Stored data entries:

>> Start

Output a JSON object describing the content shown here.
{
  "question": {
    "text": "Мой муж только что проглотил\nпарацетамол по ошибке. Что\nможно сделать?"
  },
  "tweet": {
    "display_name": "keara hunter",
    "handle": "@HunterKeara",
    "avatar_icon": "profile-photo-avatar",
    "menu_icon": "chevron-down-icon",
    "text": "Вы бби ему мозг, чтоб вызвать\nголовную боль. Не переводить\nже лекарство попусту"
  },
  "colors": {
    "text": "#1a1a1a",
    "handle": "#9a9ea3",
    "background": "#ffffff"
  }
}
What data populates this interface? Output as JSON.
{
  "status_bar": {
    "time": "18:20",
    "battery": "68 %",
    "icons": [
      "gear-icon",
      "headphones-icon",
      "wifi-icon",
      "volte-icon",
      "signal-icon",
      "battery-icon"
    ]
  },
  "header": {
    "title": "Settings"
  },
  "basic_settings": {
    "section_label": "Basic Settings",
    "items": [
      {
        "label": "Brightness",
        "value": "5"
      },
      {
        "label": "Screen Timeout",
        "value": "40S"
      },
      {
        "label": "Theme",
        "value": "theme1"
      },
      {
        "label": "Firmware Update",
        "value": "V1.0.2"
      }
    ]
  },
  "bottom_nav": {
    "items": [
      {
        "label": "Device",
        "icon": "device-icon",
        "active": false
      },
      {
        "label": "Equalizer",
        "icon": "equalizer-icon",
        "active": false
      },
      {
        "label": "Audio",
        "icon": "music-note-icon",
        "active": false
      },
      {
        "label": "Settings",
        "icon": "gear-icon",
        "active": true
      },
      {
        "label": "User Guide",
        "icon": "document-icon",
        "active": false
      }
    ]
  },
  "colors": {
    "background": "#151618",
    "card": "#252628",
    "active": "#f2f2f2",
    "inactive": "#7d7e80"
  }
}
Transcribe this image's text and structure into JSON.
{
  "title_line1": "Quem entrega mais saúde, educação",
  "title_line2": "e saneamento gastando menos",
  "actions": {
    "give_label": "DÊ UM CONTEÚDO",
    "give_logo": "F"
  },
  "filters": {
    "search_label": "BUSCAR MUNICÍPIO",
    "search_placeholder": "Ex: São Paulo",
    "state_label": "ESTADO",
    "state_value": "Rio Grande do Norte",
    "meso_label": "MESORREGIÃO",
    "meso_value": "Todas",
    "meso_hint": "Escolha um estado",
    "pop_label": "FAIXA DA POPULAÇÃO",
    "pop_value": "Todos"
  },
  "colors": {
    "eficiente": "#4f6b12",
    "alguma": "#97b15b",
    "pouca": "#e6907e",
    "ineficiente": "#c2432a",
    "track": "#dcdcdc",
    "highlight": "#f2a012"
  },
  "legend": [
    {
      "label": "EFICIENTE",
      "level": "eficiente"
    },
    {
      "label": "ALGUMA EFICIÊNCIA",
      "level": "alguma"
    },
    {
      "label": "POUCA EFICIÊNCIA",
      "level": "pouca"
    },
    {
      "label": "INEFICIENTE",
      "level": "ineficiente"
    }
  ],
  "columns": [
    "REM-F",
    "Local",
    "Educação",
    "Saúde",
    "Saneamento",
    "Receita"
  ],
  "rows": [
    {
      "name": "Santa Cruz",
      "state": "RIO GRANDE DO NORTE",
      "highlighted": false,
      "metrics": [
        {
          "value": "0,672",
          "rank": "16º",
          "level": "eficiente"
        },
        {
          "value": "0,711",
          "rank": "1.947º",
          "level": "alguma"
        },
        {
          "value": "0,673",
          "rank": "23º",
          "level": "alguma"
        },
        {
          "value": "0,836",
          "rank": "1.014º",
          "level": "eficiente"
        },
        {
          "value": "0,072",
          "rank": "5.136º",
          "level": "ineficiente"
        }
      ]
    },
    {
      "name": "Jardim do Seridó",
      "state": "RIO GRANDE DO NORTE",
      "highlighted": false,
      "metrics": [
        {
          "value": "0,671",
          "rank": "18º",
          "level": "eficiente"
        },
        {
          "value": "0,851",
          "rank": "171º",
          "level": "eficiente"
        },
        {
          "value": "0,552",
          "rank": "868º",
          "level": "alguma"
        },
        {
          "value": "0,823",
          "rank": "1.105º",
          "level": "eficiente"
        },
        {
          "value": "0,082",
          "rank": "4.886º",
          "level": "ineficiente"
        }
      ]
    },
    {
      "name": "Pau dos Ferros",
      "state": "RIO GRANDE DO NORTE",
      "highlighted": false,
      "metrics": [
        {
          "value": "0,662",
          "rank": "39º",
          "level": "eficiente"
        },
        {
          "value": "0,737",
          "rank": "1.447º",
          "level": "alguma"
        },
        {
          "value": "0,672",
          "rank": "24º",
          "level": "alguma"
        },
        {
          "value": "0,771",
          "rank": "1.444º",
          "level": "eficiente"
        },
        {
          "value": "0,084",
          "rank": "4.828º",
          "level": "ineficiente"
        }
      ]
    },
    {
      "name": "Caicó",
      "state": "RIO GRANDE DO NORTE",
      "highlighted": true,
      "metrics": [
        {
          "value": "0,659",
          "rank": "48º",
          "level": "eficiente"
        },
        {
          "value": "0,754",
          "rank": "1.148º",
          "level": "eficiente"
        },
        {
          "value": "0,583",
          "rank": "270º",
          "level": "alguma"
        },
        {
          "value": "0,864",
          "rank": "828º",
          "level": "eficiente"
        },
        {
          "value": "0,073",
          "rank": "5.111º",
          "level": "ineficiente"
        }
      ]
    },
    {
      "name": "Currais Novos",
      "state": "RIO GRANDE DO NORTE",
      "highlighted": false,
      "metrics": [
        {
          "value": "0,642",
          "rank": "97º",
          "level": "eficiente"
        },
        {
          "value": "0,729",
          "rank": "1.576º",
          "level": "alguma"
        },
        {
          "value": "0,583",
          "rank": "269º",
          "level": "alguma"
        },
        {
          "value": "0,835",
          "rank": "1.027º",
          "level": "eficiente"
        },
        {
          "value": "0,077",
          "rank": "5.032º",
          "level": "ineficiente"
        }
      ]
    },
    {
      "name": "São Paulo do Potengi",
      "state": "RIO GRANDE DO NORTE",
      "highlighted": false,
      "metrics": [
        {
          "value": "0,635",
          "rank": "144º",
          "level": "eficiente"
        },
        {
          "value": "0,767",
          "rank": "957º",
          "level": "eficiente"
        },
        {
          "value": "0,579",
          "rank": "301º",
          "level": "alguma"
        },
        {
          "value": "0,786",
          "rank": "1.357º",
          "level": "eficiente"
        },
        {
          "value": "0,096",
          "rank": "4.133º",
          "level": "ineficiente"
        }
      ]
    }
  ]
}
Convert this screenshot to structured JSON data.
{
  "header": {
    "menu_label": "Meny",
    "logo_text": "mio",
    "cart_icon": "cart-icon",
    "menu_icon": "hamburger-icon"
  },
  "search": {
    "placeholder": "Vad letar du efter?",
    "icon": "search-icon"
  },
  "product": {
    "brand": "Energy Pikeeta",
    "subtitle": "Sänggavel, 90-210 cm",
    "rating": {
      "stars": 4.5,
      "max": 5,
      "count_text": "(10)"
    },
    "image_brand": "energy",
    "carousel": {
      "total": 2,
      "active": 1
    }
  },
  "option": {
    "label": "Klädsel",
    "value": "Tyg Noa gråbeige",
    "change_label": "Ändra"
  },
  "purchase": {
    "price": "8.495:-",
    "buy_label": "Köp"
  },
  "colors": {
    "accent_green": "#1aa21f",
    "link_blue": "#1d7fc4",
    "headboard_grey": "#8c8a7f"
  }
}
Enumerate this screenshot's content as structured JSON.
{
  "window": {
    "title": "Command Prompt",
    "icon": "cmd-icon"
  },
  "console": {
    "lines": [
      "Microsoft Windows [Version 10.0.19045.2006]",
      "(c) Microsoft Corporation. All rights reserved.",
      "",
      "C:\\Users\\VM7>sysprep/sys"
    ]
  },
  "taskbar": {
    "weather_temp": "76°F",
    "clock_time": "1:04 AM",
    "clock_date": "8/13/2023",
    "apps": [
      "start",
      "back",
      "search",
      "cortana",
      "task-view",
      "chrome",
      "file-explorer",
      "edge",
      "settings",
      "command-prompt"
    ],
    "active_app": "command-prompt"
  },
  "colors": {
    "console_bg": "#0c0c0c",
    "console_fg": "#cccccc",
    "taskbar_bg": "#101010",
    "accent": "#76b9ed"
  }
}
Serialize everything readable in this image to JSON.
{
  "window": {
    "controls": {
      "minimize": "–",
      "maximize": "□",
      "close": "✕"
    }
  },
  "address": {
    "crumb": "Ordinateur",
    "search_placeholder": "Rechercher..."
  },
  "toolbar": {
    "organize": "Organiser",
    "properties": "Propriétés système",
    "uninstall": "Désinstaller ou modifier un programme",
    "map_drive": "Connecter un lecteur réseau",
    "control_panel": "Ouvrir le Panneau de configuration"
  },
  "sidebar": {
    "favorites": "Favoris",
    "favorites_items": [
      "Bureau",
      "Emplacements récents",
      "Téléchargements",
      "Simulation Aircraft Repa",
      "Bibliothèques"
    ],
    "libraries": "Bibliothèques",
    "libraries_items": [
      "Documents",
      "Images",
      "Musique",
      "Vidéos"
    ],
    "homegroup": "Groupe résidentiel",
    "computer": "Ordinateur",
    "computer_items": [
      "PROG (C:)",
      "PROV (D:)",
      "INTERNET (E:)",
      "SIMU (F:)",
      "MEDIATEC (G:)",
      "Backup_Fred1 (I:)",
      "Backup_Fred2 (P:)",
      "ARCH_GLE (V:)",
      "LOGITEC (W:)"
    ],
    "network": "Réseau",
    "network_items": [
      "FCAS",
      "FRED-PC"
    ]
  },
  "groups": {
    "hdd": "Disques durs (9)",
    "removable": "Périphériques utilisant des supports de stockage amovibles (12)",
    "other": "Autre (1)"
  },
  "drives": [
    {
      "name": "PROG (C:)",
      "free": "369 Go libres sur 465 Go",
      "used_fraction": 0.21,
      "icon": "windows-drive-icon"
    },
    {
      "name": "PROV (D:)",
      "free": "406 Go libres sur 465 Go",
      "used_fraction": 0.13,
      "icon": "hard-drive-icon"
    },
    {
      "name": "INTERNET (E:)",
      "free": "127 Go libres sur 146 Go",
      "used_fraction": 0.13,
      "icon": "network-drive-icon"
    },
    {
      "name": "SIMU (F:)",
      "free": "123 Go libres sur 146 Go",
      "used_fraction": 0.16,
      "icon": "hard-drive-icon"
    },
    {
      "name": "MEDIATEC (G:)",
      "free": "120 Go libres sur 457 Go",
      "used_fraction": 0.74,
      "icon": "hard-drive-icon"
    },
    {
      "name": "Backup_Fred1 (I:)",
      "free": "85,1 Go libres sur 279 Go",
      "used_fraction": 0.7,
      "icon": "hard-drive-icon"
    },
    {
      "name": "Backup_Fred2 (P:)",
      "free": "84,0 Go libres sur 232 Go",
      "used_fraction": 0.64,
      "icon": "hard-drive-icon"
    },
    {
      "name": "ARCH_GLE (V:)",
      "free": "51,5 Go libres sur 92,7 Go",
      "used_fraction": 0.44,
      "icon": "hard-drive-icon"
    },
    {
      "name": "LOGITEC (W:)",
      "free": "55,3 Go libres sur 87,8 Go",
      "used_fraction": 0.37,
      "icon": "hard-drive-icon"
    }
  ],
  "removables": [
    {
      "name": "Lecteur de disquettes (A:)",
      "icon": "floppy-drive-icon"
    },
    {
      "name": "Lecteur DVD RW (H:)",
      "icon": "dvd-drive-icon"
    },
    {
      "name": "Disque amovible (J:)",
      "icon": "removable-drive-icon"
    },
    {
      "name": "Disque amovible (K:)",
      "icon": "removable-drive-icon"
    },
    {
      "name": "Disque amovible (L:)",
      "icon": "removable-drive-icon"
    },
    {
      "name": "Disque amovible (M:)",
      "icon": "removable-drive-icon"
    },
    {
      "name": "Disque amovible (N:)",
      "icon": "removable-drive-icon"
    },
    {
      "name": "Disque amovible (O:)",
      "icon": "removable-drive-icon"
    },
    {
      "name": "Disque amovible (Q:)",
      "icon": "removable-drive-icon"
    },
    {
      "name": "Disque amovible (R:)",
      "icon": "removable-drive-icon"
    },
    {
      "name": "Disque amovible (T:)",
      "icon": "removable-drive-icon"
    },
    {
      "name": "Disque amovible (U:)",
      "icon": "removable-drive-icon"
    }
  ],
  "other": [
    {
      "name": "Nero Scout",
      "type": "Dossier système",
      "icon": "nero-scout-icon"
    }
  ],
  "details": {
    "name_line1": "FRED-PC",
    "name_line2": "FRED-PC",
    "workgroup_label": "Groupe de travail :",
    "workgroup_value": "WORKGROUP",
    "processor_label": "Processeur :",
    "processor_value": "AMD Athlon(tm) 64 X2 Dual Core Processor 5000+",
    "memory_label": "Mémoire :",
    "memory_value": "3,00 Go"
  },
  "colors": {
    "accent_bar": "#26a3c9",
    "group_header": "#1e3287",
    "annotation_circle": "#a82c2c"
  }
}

>> End

> **Work instructions**
Among the records above, find each line holding the string "Paulo" and pull it out.

> **Answer to this task**
    "search_placeholder": "Ex: São Paulo",
      "name": "São Paulo do Potengi",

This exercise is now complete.